- [Description of the task] Leave out the pictures and repeat the data exactly.

**** Provided records

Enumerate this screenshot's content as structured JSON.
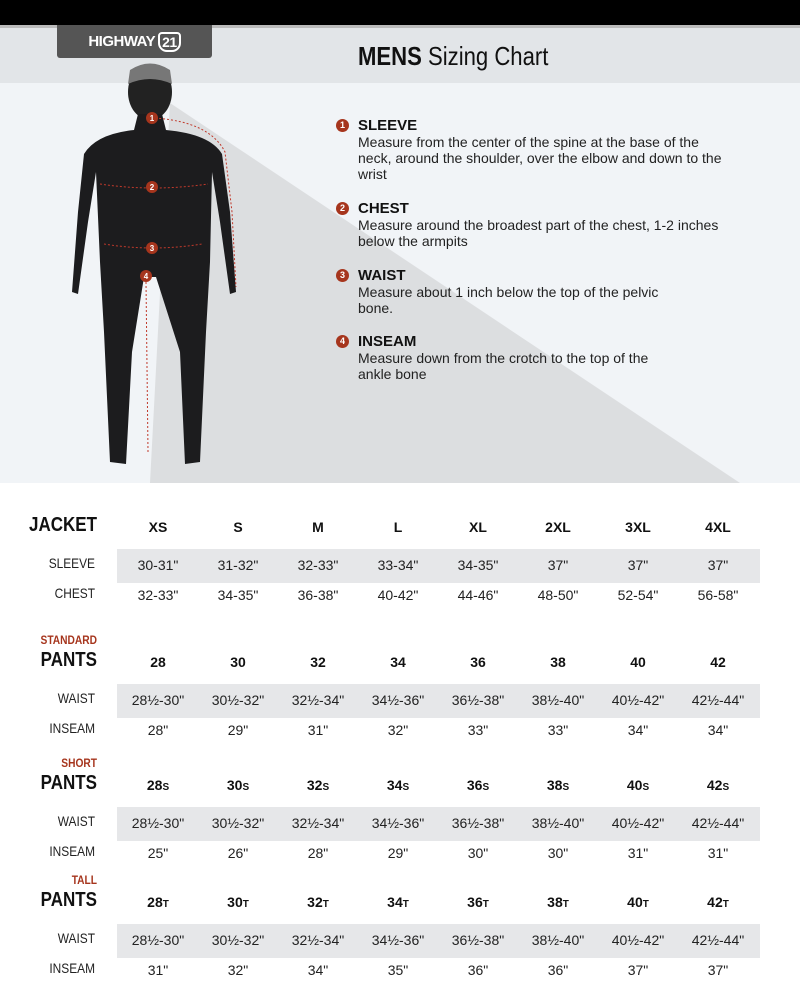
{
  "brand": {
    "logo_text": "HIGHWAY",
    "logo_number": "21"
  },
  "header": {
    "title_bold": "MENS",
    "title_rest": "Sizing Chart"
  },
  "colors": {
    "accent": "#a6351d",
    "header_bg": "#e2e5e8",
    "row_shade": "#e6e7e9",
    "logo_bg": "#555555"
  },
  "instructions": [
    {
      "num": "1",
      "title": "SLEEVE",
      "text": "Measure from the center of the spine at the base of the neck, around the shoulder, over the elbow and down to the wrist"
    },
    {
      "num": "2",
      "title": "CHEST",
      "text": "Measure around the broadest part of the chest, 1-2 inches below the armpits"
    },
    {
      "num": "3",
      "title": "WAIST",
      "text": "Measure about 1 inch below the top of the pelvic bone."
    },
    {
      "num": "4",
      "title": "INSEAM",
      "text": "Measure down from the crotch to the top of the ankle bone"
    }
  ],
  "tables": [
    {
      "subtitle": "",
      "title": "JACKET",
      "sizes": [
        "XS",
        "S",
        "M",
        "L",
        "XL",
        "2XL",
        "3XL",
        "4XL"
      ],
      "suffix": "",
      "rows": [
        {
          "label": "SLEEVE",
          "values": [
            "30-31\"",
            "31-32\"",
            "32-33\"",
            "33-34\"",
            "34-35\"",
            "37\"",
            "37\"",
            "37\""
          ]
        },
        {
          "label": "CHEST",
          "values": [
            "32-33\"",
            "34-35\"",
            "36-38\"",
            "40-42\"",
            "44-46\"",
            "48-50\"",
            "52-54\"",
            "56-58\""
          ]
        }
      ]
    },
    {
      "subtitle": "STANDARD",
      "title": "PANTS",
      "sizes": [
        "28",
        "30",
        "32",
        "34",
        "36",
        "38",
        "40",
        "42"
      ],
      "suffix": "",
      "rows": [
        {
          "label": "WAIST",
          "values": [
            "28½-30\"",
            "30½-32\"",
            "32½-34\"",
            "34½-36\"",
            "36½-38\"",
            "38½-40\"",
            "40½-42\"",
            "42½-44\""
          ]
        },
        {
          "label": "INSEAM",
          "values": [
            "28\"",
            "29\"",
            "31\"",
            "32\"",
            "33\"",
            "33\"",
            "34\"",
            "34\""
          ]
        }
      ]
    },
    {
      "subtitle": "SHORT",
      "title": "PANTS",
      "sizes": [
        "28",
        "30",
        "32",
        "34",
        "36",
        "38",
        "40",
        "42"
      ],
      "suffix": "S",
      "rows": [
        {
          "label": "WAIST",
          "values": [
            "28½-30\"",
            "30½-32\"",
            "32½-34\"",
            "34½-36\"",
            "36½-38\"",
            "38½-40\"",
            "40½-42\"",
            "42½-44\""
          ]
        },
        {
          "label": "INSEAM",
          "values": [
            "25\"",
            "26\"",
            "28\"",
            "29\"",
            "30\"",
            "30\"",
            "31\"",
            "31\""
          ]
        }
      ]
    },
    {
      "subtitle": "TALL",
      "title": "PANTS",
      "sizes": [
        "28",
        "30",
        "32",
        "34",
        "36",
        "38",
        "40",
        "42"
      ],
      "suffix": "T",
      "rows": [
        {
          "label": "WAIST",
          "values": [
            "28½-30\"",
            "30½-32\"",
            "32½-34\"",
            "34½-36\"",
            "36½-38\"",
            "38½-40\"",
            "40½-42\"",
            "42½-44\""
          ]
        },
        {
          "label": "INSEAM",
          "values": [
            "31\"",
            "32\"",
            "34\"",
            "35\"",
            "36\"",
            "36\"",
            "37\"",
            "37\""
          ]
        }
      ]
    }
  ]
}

********

- [Reply]
Enumerate this screenshot's content as structured JSON.
{
  "brand": {
    "logo_text": "HIGHWAY",
    "logo_number": "21"
  },
  "header": {
    "title_bold": "MENS",
    "title_rest": "Sizing Chart"
  },
  "colors": {
    "accent": "#a6351d",
    "header_bg": "#e2e5e8",
    "row_shade": "#e6e7e9",
    "logo_bg": "#555555"
  },
  "instructions": [
    {
      "num": "1",
      "title": "SLEEVE",
      "text": "Measure from the center of the spine at the base of the neck, around the shoulder, over the elbow and down to the wrist"
    },
    {
      "num": "2",
      "title": "CHEST",
      "text": "Measure around the broadest part of the chest, 1-2 inches below the armpits"
    },
    {
      "num": "3",
      "title": "WAIST",
      "text": "Measure about 1 inch below the top of the pelvic bone."
    },
    {
      "num": "4",
      "title": "INSEAM",
      "text": "Measure down from the crotch to the top of the ankle bone"
    }
  ],
  "tables": [
    {
      "subtitle": "",
      "title": "JACKET",
      "sizes": [
        "XS",
        "S",
        "M",
        "L",
        "XL",
        "2XL",
        "3XL",
        "4XL"
      ],
      "suffix": "",
      "rows": [
        {
          "label": "SLEEVE",
          "values": [
            "30-31\"",
            "31-32\"",
            "32-33\"",
            "33-34\"",
            "34-35\"",
            "37\"",
            "37\"",
            "37\""
          ]
        },
        {
          "label": "CHEST",
          "values": [
            "32-33\"",
            "34-35\"",
            "36-38\"",
            "40-42\"",
            "44-46\"",
            "48-50\"",
            "52-54\"",
            "56-58\""
          ]
        }
      ]
    },
    {
      "subtitle": "STANDARD",
      "title": "PANTS",
      "sizes": [
        "28",
        "30",
        "32",
        "34",
        "36",
        "38",
        "40",
        "42"
      ],
      "suffix": "",
      "rows": [
        {
          "label": "WAIST",
          "values": [
            "28½-30\"",
            "30½-32\"",
            "32½-34\"",
            "34½-36\"",
            "36½-38\"",
            "38½-40\"",
            "40½-42\"",
            "42½-44\""
          ]
        },
        {
          "label": "INSEAM",
          "values": [
            "28\"",
            "29\"",
            "31\"",
            "32\"",
            "33\"",
            "33\"",
            "34\"",
            "34\""
          ]
        }
      ]
    },
    {
      "subtitle": "SHORT",
      "title": "PANTS",
      "sizes": [
        "28",
        "30",
        "32",
        "34",
        "36",
        "38",
        "40",
        "42"
      ],
      "suffix": "S",
      "rows": [
        {
          "label": "WAIST",
          "values": [
            "28½-30\"",
            "30½-32\"",
            "32½-34\"",
            "34½-36\"",
            "36½-38\"",
            "38½-40\"",
            "40½-42\"",
            "42½-44\""
          ]
        },
        {
          "label": "INSEAM",
          "values": [
            "25\"",
            "26\"",
            "28\"",
            "29\"",
            "30\"",
            "30\"",
            "31\"",
            "31\""
          ]
        }
      ]
    },
    {
      "subtitle": "TALL",
      "title": "PANTS",
      "sizes": [
        "28",
        "30",
        "32",
        "34",
        "36",
        "38",
        "40",
        "42"
      ],
      "suffix": "T",
      "rows": [
        {
          "label": "WAIST",
          "values": [
            "28½-30\"",
            "30½-32\"",
            "32½-34\"",
            "34½-36\"",
            "36½-38\"",
            "38½-40\"",
            "40½-42\"",
            "42½-44\""
          ]
        },
        {
          "label": "INSEAM",
          "values": [
            "31\"",
            "32\"",
            "34\"",
            "35\"",
            "36\"",
            "36\"",
            "37\"",
            "37\""
          ]
        }
      ]
    }
  ]
}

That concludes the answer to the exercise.